╭──

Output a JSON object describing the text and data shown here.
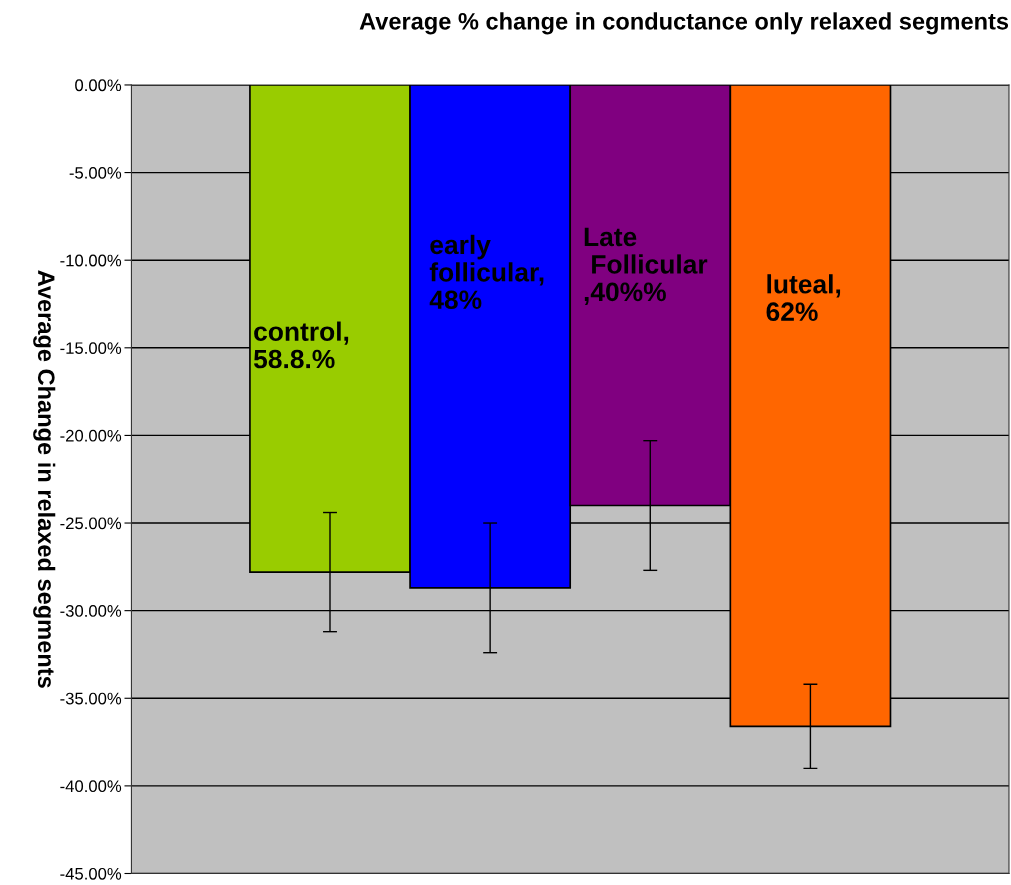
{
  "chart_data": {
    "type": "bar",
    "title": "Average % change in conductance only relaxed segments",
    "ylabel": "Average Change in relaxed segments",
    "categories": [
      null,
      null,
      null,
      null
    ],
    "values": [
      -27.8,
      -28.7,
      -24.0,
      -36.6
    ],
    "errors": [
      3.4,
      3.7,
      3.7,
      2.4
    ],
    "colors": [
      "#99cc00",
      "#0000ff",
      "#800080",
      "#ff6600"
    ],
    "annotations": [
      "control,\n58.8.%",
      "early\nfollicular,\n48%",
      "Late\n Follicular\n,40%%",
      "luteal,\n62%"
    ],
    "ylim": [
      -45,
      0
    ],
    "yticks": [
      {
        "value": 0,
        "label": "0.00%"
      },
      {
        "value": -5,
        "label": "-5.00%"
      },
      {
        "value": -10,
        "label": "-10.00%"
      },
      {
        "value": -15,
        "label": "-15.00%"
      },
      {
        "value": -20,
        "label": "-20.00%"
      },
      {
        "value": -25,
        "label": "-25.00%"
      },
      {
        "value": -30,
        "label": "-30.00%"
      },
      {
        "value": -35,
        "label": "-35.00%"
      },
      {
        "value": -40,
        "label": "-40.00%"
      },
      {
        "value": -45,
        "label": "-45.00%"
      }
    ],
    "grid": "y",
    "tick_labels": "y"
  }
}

╰──

→ **Requirements**: Identify the lines that contain the string "Average", and copy every one of them.

→ **Exercise answer**:
    "title": "Average % change in conductance only relaxed segments",
    "ylabel": "Average Change in relaxed segments",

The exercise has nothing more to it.